Dataset items
====
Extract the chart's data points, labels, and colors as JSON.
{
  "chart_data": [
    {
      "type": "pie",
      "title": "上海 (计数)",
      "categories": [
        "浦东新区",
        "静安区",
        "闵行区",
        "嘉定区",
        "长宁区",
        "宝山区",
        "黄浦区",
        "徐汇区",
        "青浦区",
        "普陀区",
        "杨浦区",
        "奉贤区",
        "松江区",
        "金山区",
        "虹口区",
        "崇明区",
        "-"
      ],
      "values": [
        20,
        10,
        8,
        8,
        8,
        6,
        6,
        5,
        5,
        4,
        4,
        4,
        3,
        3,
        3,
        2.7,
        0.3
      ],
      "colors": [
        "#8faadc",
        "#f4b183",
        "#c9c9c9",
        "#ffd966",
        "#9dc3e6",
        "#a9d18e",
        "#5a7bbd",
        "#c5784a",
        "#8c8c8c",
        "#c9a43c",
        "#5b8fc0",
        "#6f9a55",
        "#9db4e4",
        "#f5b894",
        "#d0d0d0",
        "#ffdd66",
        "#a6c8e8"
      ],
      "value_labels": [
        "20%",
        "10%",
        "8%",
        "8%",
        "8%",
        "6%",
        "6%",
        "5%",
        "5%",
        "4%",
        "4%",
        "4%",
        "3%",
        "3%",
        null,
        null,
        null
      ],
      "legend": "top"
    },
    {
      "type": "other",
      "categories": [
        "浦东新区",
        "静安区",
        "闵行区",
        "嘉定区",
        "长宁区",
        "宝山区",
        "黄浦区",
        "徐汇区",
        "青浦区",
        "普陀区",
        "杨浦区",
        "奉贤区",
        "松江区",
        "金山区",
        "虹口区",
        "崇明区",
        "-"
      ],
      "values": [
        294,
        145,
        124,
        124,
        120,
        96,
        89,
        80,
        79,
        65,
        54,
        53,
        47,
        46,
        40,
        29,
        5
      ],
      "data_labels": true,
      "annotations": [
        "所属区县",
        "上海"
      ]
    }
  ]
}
====
GIVEN REQUEST
From the records given above, copy all lines containing "colors".

RESULT FOR THIS TASK
Extract the chart's data points, labels, and colors as JSON.
      "colors": [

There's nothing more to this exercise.